Aim 1
In the thread on adding FSDP support to TiledMLP, which call replaced torch.autograd.backward() inside the tiling loop?
Aim 2
Continue the thread on adding FSDP support to TiledMLP from the point where it stops.

Extracted text
↓

Add FSDP support to TiledMLP by preventing premature resharding during the tiled backward recompute loop.#1128
Add FSDP support to TiledMLP by preventing premature resharding during the tiled backward recompute loop.#1128alektebel wants to merge 5 commits intolinkedin:mainfrom
Conversation
|
I'm not entirely if According to https://docs.pytorch.org/docs/stable/fsdp.html#torch.distributed.fsdp.FullyShardedDataParallel.summon_full_params
Is mutli-gpu environment accessible to you? If not, could you provide mutli-gpu test script that I can run directly? |
48383f0 to
cfbe850
Compare
|
Hi @Tcc0403 , You're right, after checking the docs, I don't have multi-GPU access locally, I'm renting 2× RTX 3060s (~$0.09/h) to properly validate this. Will update the PR with a multi-GPU test script and results as soon as I get positive outcomes. |
doc says only apply on the root FSDP instance. It's really tricky to make it work with fsdp. |
584f385 to
e115ae5
Compare
The previous backward implementation called torch.autograd.backward() inside the tiling loop, triggering FSDP's post-backward hook (reshard) once per shard. This caused FSDP1 to reshard parameters mid-loop, leading to errors on subsequent shard iterations. Fix: replace torch.autograd.backward() with torch.autograd.grad() inside the tiling loop. This computes gradients locally without accumulating into .grad or triggering any hooks. Param gradients are accumulated manually across shards and written to .grad exactly once after the loop — FSDP sees a single gradient event, as expected. This fix is FSDP-agnostic: LigerTiledSwiGLUMLP requires no knowledge of FSDP. Verified with FSDP1 (FullyShardedDataParallel) and FSDP2 (fully_shard) on 2x RTX 3060. - FSDP1: previously errored, now passes - FSDP2: passes - Non-distributed: unaffected
2182143 to
8ea9c7d
Compare
|
Hi @Tcc0403 , You were right about the I propose two different potential solutions:
The FSDP2 fixAfter analyzing more deeply the problem, I found it tricky to stop the gradient flow to take place in FSDP, being this an external application, when doing the n forward-backward steps in tiledMLP. Researching, I found that actually, there is a newer version of FSDP that can handle this issue in pytorch. Here is the code I ran in a 2x3060 cloud instance that actually ran succesfully: (main) root@C.32454339:/workspace$ cat > test_fsdp2.py << 'EOF'
import os
from types import SimpleNamespace
import torch
import torch.distributed as dist
from torch.distributed.fsdp import fully_shard
from liger_kernel.transformers.tiled_mlp import LigerTiledSwiGLUMLP
def run():
dist.init_process_group("nccl")

↑

Data rows
↓

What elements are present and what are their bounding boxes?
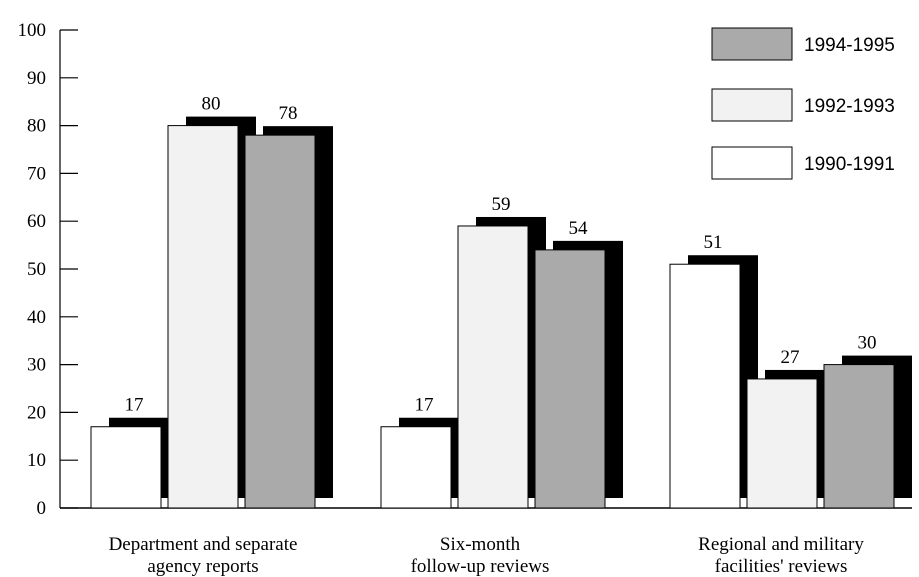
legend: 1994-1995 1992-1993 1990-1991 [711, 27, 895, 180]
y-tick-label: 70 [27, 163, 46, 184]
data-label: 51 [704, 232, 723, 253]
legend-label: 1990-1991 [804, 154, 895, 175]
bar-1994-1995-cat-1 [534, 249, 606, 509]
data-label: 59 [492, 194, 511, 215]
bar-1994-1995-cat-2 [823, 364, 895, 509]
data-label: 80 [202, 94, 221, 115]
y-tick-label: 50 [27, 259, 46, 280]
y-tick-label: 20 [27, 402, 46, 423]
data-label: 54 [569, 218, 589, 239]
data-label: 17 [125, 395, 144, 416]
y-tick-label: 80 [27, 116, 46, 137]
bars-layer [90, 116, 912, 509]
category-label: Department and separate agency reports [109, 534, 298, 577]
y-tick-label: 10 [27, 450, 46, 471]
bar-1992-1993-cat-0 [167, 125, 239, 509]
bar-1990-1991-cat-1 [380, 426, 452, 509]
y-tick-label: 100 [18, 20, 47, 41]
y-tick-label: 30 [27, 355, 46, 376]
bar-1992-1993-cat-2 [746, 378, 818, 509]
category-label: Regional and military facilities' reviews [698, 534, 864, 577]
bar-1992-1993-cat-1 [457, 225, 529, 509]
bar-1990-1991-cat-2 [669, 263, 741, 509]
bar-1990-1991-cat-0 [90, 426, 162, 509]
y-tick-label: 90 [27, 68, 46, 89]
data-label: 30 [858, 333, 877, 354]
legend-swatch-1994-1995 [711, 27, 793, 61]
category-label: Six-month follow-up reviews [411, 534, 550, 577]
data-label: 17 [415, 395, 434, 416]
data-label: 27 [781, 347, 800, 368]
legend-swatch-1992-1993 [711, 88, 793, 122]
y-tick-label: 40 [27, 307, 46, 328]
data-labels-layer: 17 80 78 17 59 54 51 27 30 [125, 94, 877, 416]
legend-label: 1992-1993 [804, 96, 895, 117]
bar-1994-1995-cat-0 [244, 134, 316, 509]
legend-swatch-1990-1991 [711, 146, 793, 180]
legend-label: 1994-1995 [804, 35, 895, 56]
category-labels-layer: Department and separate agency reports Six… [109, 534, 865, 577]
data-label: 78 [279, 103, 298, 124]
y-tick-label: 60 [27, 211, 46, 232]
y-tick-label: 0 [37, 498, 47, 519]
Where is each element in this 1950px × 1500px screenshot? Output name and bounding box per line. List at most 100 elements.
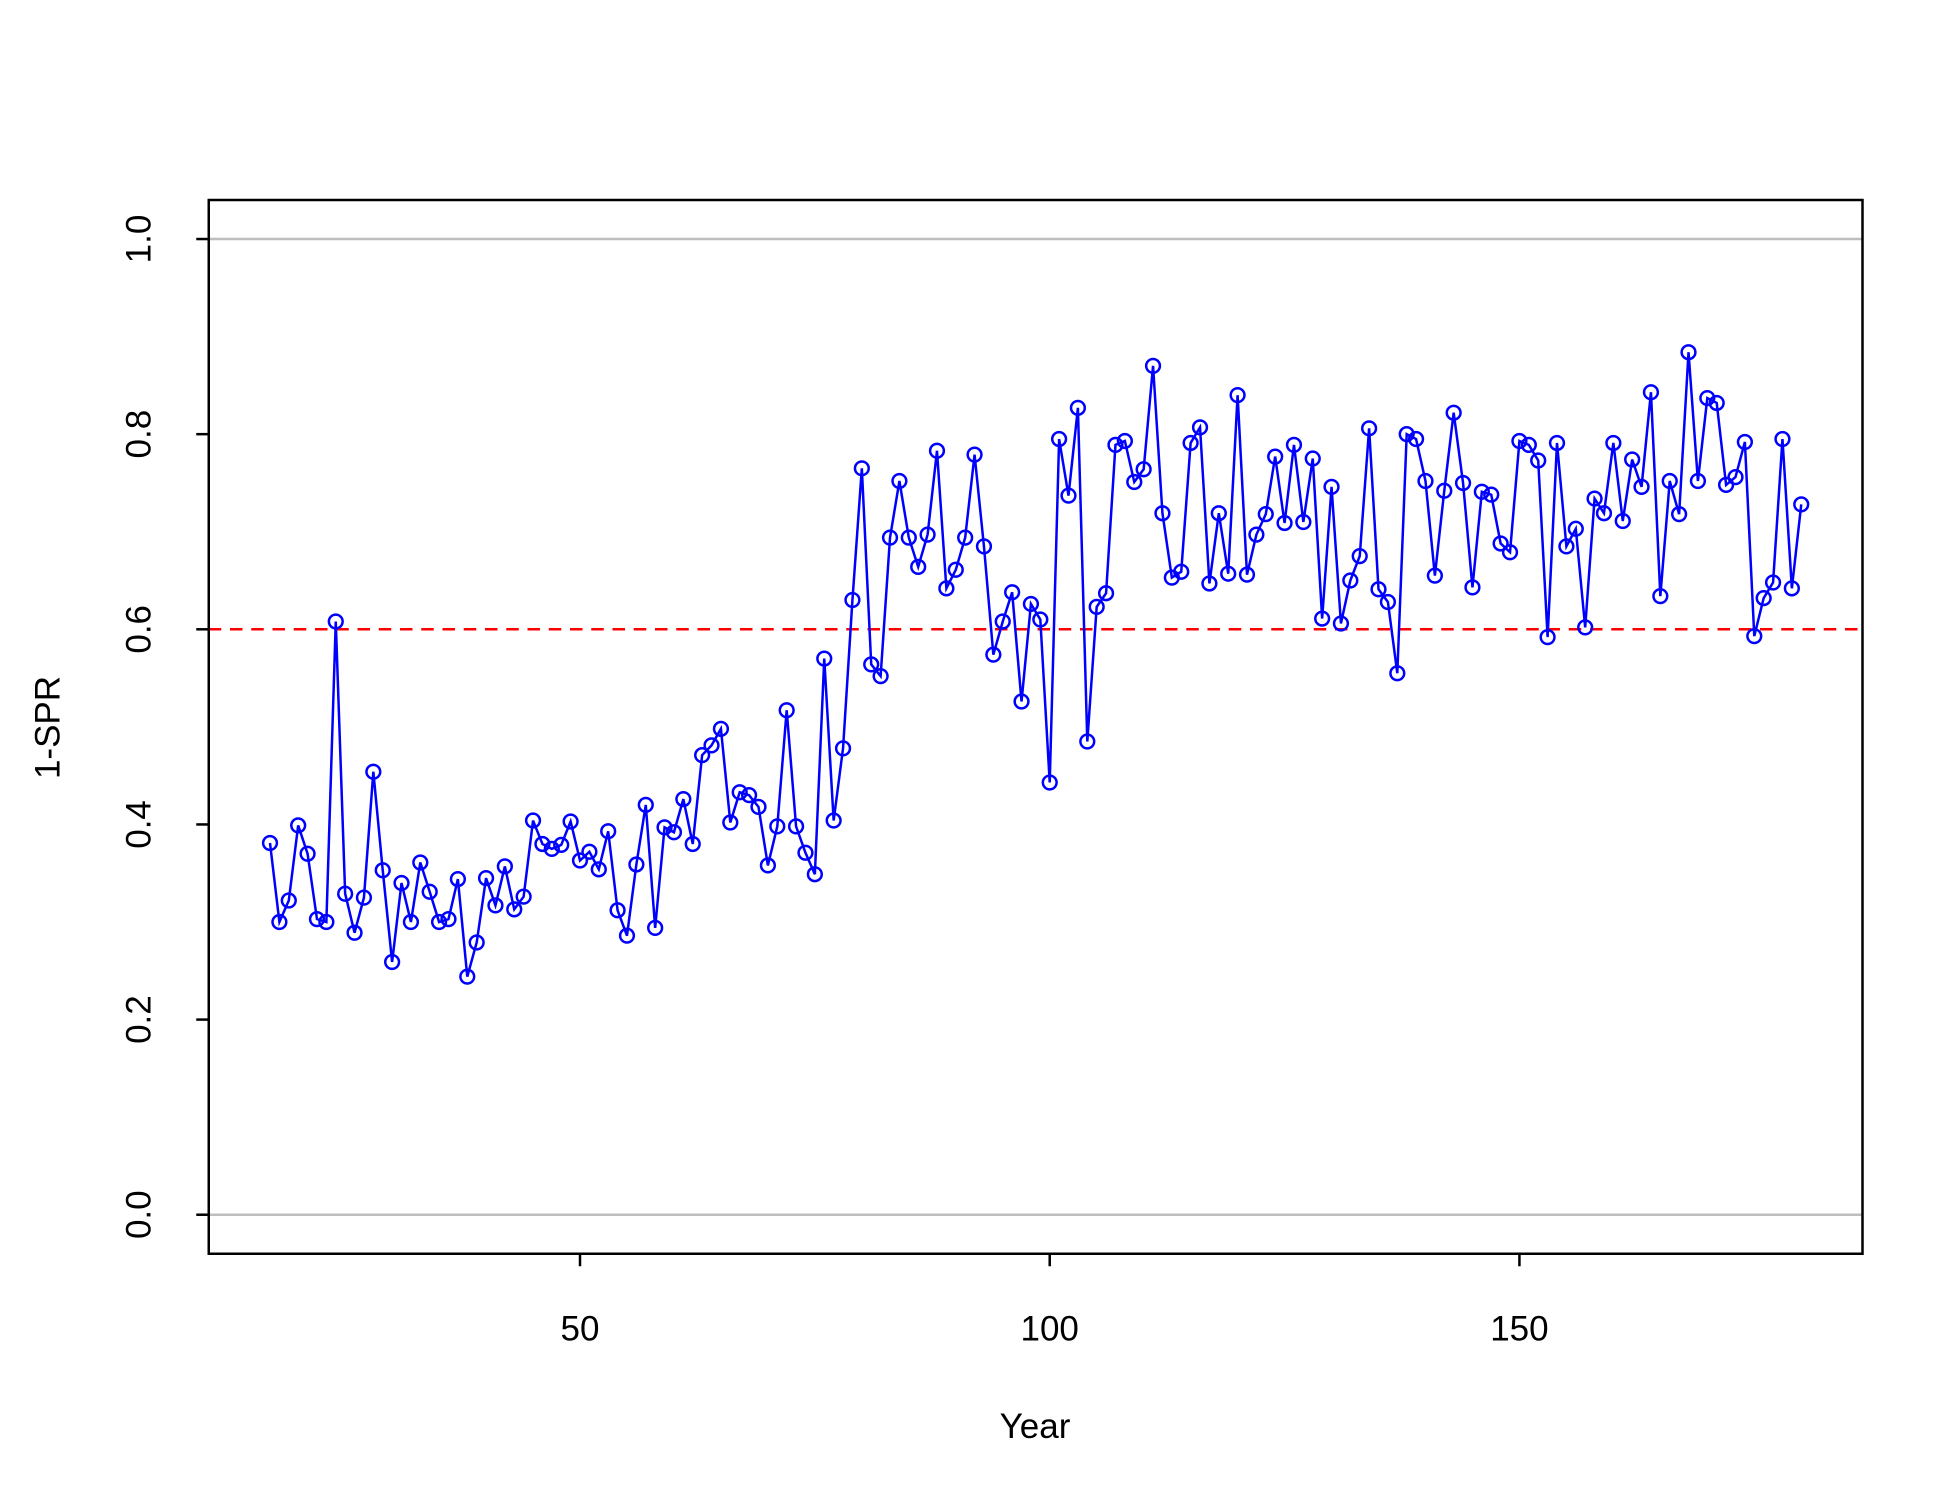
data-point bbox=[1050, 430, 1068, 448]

↑

Written response 1
torch.autograd.grad()

Written response 2
rank = dist.get_rank()
torch.cuda.set_device(rank)
config = SimpleNamespace(hidden_size=32, intermediate_size=64)
model = LigerTiledSwiGLUMLP(config, num_shards=4).cuda()
fully_shard(model)
x = torch.randn(4, 16, 32, device=f"cuda:{rank}", requires_grad=True)
model(x).sum().backward()
if rank == 0:
print("OK — no error")
dist.destroy_process_group()
if __name__ == "__main__":
run()
EOF
torchrun --nproc_per_node=2 test_fsdp2.py
W0306 16:19:01.108000 1700 site-packages/torch/distributed/run.py:852]
W0306 16:19:01.108000 1700 site-packages/torch/distributed/run.py:852] *****************************************
W0306 16:19:01.108000 1700 site-packages/torch/distributed/run.py:852] Setting OMP_NUM_THREADS environment variable for each process to be 1 in default, to avoid your system being overloaded, please further tune the variable for optimal performance in your application as needed.
W0306 16:19:01.108000 1700 site-packages/torch/distributed/run.py:852] *****************************************
OK — no errorFSDP2's per-parameter DTensor sharding handles multiple backward passes through the same parameters correctly by design, unlike FSDP1's flat parameter state machine. Source: Whereas if we use the current HEAD FSDP, with the same functionlity as above, I get an error: (main) root@C.32454339:/workspace$ cat > test_fsdp1.py << 'EOF'
import os
from types import SimpleNamespace
import torch
import torch.distributed as dist
from torch.distributed.fsdp import FullyShardedDataParallel as FSDP
from liger_kernel.transformers.tiled_mlp import LigerTiledSwiGLUMLP
def run():
dist.init_process_group("nccl")
rank = dist.get_rank()
torch.cuda.set_device(rank)
config = SimpleNamespace(hidden_size=32, intermediate_size=64)
model = FSDP(
LigerTiledSwiGLUMLP(config, num_shards=4).cuda(),
device_id=torch.device(f"cuda:{rank}"),
)
x = torch.randn(4, 16, 32, device=f"cuda:{rank}", requires_grad=True)
model(x).sum().backward()
if rank == 0:
print("OK — no error")
dist.destroy_process_group()
if __name__ == "__main__":
run()
EOF
torchrun --nproc_per_node=2 test_fsdp1.py
W0306 16:23:22.581000 1819 site-packages/torch/distributed/run.py:852]
W0306 16:23:22.581000 1819 site-packages/torch/distributed/run.py:852] *****************************************
W0306 16:23:22.581000 1819 site-packages/torch/distributed/run.py:852] Setting OMP_NUM_THREADS environment variable for each process to be 1 in default, to avoid your system being overloaded, please further tune the variable for optimal performance in your application as needed.
W0306 16:23:22.581000 1819 site-packages/torch/distributed/run.py:852] *****************************************
[rank1]: Traceback (most recent call last):
[rank1]: File "/workspace/test_fsdp1.py", line 33, in <module>
[rank1]: run()
[rank1]: File "/workspace/test_fsdp1.py", line 24, in run
[rank1]: model(x).sum().backward()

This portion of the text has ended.